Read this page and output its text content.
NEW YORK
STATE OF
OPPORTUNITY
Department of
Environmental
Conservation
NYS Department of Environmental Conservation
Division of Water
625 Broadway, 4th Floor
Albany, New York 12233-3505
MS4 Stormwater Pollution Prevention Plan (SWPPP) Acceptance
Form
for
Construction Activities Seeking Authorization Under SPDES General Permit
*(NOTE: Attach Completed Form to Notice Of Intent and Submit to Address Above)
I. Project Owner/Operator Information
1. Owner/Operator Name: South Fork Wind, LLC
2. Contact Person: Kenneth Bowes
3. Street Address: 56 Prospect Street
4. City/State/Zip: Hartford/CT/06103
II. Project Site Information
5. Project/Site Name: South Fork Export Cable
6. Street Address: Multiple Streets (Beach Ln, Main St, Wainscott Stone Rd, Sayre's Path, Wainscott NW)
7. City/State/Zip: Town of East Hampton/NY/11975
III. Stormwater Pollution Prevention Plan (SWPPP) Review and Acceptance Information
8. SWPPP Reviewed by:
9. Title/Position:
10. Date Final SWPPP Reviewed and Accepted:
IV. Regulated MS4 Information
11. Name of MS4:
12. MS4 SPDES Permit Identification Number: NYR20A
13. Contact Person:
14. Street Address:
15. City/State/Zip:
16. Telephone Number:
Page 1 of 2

• **Set task**: Exactly reproduce every record.

• **Result for this task**:
Read this page and output its text content.
NEW YORK
STATE OF
OPPORTUNITY
Department of
Environmental
Conservation
NYS Department of Environmental Conservation
Division of Water
625 Broadway, 4th Floor
Albany, New York 12233-3505
MS4 Stormwater Pollution Prevention Plan (SWPPP) Acceptance
Form
for
Construction Activities Seeking Authorization Under SPDES General Permit
*(NOTE: Attach Completed Form to Notice Of Intent and Submit to Address Above)
I. Project Owner/Operator Information
1. Owner/Operator Name: South Fork Wind, LLC
2. Contact Person: Kenneth Bowes
3. Street Address: 56 Prospect Street
4. City/State/Zip: Hartford/CT/06103
II. Project Site Information
5. Project/Site Name: South Fork Export Cable
6. Street Address: Multiple Streets (Beach Ln, Main St, Wainscott Stone Rd, Sayre's Path, Wainscott NW)
7. City/State/Zip: Town of East Hampton/NY/11975
III. Stormwater Pollution Prevention Plan (SWPPP) Review and Acceptance Information
8. SWPPP Reviewed by:
9. Title/Position:
10. Date Final SWPPP Reviewed and Accepted:
IV. Regulated MS4 Information
11. Name of MS4:
12. MS4 SPDES Permit Identification Number: NYR20A
13. Contact Person:
14. Street Address:
15. City/State/Zip:
16. Telephone Number:
Page 1 of 2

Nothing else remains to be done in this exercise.